_What you have to do_.
Give the count of lines that include the string "Select". Add nothing to it.

_Information given_.

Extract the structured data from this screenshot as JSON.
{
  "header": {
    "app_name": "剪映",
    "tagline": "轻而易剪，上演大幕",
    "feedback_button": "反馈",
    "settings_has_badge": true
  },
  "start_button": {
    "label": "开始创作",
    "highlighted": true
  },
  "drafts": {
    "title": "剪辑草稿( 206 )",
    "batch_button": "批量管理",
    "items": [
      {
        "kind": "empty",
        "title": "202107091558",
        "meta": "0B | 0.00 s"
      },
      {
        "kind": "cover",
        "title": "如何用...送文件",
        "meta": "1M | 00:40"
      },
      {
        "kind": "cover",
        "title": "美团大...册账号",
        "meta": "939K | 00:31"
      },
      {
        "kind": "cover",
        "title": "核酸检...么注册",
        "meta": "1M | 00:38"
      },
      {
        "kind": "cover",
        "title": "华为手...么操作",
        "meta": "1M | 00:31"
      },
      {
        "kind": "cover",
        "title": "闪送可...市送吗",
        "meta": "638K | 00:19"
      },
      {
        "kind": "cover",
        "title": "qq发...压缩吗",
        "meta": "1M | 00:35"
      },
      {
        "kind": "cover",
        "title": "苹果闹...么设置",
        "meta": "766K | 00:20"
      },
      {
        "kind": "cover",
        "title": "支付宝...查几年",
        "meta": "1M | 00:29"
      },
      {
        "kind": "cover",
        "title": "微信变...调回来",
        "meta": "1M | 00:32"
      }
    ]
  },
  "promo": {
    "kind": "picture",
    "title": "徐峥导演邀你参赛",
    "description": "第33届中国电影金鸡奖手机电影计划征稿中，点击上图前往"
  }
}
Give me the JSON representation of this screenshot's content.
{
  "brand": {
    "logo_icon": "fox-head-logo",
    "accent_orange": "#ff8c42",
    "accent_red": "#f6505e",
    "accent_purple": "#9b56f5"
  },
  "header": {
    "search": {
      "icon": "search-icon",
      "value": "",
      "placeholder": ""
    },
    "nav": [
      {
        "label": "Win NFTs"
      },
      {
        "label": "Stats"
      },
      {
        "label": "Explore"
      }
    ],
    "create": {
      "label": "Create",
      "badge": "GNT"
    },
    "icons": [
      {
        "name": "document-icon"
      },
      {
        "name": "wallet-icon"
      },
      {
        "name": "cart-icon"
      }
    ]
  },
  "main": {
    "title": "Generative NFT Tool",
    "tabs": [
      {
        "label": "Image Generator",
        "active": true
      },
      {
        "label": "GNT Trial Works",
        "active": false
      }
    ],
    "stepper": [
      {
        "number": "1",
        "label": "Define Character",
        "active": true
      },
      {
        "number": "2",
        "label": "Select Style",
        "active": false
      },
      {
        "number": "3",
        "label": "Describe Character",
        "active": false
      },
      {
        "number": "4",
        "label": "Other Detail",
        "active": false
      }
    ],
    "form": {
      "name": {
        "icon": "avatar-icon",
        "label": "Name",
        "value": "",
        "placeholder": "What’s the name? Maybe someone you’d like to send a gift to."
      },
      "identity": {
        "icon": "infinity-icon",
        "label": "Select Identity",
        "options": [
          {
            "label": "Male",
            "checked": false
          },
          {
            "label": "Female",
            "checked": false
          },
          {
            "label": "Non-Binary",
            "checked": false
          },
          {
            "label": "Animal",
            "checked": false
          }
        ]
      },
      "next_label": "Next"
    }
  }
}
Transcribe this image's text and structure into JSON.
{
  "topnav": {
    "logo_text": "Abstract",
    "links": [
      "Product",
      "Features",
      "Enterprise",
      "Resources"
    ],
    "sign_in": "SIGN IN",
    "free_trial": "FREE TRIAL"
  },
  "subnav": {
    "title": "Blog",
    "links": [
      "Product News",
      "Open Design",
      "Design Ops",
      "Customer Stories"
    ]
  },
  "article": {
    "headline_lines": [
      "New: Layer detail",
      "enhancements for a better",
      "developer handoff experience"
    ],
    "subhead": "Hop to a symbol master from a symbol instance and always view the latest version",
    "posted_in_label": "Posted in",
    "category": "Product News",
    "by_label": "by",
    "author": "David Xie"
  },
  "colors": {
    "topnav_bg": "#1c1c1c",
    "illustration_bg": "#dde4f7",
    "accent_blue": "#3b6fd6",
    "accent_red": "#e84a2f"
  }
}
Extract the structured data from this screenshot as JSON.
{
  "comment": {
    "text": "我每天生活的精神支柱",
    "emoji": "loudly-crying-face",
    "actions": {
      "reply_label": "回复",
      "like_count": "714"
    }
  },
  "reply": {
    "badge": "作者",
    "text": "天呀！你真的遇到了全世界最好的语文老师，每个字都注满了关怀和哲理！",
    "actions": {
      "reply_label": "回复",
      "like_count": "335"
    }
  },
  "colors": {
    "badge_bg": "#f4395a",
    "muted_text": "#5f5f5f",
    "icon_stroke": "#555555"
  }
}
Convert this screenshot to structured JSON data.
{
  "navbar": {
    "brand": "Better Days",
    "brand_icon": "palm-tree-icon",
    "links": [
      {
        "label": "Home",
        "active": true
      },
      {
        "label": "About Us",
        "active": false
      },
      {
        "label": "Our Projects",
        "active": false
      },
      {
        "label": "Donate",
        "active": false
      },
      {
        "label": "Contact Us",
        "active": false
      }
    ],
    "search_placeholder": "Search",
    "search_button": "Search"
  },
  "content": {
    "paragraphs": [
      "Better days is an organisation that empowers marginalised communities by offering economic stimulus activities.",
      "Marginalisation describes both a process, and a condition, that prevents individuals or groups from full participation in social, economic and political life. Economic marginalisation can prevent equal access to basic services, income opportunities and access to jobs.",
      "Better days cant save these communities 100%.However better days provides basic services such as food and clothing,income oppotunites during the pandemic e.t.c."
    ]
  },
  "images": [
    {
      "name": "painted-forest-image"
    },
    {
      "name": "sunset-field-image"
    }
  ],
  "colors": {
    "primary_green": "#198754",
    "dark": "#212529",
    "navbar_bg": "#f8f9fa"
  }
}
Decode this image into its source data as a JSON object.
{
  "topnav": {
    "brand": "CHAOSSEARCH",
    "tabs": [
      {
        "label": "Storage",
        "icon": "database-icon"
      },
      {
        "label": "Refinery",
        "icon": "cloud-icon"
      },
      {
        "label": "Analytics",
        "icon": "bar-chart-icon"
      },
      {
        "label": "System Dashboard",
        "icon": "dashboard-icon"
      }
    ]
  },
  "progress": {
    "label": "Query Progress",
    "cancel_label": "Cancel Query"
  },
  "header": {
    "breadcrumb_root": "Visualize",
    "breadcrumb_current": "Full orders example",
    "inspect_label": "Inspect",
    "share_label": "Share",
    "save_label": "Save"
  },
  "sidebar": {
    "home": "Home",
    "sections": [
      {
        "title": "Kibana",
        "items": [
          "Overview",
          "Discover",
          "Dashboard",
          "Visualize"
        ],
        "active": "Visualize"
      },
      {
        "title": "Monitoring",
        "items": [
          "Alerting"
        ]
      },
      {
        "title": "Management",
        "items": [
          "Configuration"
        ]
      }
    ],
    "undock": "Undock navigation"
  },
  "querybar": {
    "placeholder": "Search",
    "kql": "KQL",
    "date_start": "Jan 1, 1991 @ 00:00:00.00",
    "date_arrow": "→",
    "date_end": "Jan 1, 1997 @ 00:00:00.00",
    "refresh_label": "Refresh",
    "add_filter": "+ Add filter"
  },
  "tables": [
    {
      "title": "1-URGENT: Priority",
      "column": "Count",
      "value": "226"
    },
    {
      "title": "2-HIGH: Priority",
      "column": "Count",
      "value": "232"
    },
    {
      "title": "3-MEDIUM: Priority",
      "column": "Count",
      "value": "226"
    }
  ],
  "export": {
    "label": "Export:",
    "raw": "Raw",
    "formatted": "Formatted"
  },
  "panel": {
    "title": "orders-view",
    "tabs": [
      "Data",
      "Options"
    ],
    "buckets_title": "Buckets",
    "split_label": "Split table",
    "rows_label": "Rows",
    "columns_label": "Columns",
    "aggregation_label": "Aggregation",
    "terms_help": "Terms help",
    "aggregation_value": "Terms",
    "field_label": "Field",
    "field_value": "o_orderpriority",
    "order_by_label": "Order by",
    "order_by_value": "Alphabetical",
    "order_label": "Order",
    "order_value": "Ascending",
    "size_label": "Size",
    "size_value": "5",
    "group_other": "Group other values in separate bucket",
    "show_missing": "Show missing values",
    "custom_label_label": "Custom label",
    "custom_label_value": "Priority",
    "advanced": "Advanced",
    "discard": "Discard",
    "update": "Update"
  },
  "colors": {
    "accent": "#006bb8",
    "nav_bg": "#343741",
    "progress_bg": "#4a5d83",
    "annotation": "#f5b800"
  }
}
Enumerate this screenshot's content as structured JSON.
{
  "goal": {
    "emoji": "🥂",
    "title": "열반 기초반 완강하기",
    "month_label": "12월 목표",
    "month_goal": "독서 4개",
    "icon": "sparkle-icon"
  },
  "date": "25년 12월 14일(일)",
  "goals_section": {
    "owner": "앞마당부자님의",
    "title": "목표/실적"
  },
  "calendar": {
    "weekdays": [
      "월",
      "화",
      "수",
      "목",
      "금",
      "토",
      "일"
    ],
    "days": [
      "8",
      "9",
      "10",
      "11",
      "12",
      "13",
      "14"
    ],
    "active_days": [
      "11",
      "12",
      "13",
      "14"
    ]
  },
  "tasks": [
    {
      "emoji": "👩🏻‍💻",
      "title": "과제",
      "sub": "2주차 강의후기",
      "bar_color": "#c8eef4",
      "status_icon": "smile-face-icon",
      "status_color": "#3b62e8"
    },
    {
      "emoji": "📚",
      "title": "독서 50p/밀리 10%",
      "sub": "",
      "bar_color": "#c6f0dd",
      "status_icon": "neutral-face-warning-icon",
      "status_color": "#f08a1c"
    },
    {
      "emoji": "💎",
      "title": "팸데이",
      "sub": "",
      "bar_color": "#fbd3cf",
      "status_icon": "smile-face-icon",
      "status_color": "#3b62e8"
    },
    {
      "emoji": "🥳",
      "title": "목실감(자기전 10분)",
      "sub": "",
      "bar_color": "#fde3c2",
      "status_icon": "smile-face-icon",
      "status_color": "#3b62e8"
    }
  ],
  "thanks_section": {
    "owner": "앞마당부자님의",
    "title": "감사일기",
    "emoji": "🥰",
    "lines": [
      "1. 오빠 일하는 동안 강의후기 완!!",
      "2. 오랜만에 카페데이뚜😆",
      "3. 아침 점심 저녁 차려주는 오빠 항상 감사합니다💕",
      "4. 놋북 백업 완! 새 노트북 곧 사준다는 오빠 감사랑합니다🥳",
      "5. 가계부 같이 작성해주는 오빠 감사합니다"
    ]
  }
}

_In response_.
2